>> Start DATA PROVIDED
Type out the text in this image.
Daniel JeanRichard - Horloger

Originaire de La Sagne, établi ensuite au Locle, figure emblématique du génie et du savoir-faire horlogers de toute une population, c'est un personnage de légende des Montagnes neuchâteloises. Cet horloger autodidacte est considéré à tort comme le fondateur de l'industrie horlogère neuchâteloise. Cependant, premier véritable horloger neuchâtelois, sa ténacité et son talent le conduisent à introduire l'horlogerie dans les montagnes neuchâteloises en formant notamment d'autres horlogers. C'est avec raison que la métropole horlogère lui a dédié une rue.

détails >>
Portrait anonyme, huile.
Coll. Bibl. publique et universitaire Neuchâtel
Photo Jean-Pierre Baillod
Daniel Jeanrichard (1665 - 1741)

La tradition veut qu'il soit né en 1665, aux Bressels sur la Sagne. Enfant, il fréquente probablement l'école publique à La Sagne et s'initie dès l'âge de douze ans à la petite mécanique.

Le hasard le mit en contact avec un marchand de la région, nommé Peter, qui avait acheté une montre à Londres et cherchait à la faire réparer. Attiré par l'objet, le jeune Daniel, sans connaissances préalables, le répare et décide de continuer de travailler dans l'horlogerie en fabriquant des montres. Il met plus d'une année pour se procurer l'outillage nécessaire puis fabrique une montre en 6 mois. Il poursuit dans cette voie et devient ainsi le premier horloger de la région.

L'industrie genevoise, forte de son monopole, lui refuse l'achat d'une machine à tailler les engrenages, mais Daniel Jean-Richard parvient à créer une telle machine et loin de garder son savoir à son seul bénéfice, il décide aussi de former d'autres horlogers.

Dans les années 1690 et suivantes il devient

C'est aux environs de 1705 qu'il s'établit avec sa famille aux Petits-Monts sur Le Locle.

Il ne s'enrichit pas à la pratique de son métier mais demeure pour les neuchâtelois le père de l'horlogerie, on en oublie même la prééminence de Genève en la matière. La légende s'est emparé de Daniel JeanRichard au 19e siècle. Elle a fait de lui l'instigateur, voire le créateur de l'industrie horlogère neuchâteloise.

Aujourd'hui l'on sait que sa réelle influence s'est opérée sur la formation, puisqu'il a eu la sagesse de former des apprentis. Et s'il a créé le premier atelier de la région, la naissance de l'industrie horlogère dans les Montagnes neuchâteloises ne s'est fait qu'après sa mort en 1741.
>> End DATA PROVIDED
=== EXERCISE PROMPT ===
Give back all the data exactly as written.

=== ANSWER TO THIS PROBLEM ===
Type out the text in this image.
Daniel JeanRichard - Horloger

Originaire de La Sagne, établi ensuite au Locle, figure emblématique du génie et du savoir-faire horlogers de toute une population, c'est un personnage de légende des Montagnes neuchâteloises. Cet horloger autodidacte est considéré à tort comme le fondateur de l'industrie horlogère neuchâteloise. Cependant, premier véritable horloger neuchâtelois, sa ténacité et son talent le conduisent à introduire l'horlogerie dans les montagnes neuchâteloises en formant notamment d'autres horlogers. C'est avec raison que la métropole horlogère lui a dédié une rue.

détails >>
Portrait anonyme, huile.
Coll. Bibl. publique et universitaire Neuchâtel
Photo Jean-Pierre Baillod
Daniel Jeanrichard (1665 - 1741)

La tradition veut qu'il soit né en 1665, aux Bressels sur la Sagne. Enfant, il fréquente probablement l'école publique à La Sagne et s'initie dès l'âge de douze ans à la petite mécanique.

Le hasard le mit en contact avec un marchand de la région, nommé Peter, qui avait acheté une montre à Londres et cherchait à la faire réparer. Attiré par l'objet, le jeune Daniel, sans connaissances préalables, le répare et décide de continuer de travailler dans l'horlogerie en fabriquant des montres. Il met plus d'une année pour se procurer l'outillage nécessaire puis fabrique une montre en 6 mois. Il poursuit dans cette voie et devient ainsi le premier horloger de la région.

L'industrie genevoise, forte de son monopole, lui refuse l'achat d'une machine à tailler les engrenages, mais Daniel Jean-Richard parvient à créer une telle machine et loin de garder son savoir à son seul bénéfice, il décide aussi de former d'autres horlogers.

Dans les années 1690 et suivantes il devient

C'est aux environs de 1705 qu'il s'établit avec sa famille aux Petits-Monts sur Le Locle.

Il ne s'enrichit pas à la pratique de son métier mais demeure pour les neuchâtelois le père de l'horlogerie, on en oublie même la prééminence de Genève en la matière. La légende s'est emparé de Daniel JeanRichard au 19e siècle. Elle a fait de lui l'instigateur, voire le créateur de l'industrie horlogère neuchâteloise.

Aujourd'hui l'on sait que sa réelle influence s'est opérée sur la formation, puisqu'il a eu la sagesse de former des apprentis. Et s'il a créé le premier atelier de la région, la naissance de l'industrie horlogère dans les Montagnes neuchâteloises ne s'est fait qu'après sa mort en 1741.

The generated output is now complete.